Structured page parsing data
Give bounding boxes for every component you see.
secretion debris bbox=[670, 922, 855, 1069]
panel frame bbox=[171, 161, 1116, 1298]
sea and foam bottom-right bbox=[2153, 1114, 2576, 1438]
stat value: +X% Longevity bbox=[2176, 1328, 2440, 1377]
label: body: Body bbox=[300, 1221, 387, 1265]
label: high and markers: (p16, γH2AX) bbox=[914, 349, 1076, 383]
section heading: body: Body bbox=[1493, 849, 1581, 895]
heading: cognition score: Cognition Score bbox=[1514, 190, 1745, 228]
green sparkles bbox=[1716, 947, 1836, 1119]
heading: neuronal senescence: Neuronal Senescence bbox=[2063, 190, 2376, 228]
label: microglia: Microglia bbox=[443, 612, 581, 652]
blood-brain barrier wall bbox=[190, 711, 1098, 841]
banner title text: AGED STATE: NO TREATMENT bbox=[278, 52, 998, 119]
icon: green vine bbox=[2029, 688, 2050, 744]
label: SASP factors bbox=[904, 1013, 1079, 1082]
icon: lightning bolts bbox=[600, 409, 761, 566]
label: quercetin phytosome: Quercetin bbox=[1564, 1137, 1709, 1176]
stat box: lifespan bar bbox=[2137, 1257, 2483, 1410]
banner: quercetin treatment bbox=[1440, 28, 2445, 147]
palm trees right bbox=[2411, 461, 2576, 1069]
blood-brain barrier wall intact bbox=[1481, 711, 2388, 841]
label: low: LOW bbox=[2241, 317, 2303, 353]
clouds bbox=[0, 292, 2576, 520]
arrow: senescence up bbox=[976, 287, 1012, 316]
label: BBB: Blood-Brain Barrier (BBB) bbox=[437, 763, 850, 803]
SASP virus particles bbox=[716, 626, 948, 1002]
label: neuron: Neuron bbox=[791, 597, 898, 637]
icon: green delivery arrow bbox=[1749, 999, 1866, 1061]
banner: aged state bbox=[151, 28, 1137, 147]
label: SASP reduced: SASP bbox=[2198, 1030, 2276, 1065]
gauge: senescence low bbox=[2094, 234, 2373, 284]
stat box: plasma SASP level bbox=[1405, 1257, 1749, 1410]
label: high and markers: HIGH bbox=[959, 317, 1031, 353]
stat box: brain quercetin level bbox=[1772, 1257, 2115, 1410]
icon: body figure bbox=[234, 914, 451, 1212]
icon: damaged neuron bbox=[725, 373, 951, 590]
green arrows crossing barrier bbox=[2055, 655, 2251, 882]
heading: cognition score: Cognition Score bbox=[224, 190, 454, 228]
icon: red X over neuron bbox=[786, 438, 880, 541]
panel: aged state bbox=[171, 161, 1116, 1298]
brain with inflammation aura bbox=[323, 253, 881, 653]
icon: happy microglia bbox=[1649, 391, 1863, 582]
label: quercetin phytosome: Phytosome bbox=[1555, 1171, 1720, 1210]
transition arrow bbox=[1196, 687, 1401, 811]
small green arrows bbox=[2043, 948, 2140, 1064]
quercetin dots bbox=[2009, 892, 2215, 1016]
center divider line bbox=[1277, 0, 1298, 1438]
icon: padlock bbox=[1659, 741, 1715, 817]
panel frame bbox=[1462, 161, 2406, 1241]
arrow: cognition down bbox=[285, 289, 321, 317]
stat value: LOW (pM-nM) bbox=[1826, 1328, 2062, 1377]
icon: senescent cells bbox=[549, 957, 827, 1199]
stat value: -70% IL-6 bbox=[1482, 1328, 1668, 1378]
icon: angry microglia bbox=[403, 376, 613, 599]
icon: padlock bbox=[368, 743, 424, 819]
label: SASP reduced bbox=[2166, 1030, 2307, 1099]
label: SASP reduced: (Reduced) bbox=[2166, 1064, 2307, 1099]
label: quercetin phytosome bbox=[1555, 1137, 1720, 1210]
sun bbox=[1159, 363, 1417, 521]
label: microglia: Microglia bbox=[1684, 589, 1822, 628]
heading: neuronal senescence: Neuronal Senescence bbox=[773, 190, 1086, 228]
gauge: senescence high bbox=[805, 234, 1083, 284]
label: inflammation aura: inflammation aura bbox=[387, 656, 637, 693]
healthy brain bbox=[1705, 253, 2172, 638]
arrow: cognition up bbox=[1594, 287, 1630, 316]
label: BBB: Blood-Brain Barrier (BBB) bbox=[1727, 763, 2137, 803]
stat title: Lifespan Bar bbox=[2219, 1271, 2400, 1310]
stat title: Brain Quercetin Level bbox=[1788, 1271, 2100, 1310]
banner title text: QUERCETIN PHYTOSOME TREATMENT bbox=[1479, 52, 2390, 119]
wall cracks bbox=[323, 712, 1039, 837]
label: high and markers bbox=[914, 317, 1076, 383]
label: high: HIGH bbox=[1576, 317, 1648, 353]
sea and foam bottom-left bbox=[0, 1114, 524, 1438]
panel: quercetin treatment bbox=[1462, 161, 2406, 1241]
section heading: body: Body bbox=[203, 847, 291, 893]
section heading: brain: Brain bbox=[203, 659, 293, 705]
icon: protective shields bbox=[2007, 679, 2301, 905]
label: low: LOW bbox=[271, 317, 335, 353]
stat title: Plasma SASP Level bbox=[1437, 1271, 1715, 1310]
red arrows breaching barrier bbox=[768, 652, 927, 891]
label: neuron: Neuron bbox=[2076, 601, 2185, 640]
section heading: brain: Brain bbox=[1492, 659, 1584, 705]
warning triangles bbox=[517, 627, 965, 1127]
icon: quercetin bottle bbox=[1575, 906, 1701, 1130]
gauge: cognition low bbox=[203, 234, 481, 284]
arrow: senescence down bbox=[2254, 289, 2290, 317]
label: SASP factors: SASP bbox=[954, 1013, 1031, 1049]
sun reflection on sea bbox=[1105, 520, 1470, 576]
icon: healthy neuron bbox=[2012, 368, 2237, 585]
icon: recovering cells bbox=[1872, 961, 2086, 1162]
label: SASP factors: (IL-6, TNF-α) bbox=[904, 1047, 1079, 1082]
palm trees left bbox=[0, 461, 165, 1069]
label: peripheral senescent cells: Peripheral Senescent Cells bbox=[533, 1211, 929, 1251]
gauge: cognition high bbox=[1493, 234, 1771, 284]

● Your goal: The lines that mention the word "cells" should be pulled from the records above.

● Solution to this exercise:
icon: senescent cells bbox=[549, 957, 827, 1199]
icon: recovering cells bbox=[1872, 961, 2086, 1162]
label: peripheral senescent cells: Peripheral Senescent Cells bbox=[533, 1211, 929, 1251]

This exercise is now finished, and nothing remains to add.